[GIVEN INSTRUCTION]: Across the entries below, count the lines in which the word "指定指示形状的" occurs. Reply with the count alone.

[INPUT DATA]:
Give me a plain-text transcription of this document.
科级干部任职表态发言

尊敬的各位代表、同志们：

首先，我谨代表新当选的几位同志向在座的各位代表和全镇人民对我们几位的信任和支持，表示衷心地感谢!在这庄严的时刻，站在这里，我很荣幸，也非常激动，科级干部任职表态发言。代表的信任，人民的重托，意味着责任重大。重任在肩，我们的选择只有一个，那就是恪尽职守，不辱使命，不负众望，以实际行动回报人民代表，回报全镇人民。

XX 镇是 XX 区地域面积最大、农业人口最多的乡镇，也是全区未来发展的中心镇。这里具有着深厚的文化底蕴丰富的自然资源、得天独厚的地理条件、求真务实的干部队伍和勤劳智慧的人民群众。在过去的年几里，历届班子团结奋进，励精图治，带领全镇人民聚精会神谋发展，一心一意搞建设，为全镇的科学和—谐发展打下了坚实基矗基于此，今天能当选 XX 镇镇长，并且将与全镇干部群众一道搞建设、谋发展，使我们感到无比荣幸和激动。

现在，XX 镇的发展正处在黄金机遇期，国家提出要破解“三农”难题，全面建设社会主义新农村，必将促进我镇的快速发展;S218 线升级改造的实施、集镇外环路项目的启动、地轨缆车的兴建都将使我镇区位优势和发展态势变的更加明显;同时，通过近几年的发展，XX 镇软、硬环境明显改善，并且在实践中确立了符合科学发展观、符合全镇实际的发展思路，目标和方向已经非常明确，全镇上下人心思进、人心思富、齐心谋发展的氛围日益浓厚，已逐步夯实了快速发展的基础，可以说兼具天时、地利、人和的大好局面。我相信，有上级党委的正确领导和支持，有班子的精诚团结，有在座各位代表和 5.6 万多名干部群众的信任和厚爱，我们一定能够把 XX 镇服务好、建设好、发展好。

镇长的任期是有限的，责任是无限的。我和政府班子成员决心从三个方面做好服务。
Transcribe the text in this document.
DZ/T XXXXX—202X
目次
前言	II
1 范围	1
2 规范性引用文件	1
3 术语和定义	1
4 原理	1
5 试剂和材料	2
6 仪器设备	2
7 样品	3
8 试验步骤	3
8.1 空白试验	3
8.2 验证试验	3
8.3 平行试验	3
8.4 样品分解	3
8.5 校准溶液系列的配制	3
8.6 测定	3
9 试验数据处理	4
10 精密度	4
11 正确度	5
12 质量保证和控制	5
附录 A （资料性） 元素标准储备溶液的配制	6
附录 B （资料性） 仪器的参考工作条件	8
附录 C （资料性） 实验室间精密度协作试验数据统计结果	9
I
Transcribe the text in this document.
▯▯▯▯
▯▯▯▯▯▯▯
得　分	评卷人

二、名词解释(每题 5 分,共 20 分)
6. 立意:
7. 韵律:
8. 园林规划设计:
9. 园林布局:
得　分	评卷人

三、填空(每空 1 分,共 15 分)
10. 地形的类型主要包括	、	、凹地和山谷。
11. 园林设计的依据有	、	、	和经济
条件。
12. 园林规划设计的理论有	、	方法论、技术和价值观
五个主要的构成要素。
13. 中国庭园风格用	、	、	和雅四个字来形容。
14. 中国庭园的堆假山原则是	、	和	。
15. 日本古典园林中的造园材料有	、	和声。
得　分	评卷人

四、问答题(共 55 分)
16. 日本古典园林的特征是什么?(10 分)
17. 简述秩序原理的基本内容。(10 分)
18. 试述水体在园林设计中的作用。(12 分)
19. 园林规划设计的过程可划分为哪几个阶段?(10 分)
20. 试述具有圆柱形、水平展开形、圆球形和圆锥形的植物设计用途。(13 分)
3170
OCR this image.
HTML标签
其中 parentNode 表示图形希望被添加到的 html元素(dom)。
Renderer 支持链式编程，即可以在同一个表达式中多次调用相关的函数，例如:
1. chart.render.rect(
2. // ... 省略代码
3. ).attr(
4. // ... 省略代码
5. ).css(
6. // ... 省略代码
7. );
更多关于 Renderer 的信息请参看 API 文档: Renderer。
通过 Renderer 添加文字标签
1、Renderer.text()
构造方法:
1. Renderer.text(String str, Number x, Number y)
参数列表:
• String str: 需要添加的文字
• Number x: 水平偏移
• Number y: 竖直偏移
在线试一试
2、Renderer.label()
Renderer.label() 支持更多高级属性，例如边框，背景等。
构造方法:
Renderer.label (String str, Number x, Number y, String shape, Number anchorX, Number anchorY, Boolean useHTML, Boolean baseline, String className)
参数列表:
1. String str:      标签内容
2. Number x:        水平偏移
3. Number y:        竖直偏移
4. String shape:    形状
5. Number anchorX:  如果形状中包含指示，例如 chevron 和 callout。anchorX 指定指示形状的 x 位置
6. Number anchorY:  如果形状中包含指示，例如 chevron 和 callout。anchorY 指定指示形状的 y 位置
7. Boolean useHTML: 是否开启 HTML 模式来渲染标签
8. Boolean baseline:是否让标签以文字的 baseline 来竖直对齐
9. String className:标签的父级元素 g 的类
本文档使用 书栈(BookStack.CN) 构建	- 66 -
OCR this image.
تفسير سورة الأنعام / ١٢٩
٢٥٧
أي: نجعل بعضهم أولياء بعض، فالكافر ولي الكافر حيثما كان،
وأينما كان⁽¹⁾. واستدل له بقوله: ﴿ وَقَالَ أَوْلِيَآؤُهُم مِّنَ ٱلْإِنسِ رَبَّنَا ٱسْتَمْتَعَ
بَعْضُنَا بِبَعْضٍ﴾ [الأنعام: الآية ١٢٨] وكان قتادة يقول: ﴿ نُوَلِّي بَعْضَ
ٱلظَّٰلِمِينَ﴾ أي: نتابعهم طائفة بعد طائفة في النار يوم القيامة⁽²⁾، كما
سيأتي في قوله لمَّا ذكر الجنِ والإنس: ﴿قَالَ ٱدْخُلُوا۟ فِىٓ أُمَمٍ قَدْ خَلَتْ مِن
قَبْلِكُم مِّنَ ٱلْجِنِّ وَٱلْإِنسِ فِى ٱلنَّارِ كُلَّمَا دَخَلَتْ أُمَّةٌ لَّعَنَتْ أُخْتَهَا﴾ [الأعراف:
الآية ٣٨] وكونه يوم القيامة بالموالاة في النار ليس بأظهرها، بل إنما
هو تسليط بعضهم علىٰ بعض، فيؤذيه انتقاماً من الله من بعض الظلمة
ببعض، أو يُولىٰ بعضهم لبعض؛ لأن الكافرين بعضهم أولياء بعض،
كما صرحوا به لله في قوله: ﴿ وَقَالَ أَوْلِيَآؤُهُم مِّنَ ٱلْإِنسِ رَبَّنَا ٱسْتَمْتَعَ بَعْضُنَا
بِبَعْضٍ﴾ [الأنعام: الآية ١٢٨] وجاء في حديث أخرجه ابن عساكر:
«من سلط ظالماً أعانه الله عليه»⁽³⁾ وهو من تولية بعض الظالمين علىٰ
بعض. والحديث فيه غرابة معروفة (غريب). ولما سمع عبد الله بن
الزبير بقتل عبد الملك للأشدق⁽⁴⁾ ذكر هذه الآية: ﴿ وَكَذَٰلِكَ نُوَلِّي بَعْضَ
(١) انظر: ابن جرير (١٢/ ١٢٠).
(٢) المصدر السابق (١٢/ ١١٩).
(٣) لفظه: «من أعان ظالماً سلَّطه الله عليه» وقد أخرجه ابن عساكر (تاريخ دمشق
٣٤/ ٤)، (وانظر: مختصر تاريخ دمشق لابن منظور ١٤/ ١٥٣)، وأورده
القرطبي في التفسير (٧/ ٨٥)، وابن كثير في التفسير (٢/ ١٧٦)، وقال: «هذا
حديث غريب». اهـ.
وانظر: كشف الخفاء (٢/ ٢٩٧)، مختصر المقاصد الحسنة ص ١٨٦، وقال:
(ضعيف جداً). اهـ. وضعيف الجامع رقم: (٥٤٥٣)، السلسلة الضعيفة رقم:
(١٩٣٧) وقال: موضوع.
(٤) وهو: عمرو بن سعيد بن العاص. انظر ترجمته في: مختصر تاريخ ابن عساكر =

[EXERCISE ANSWER]: 2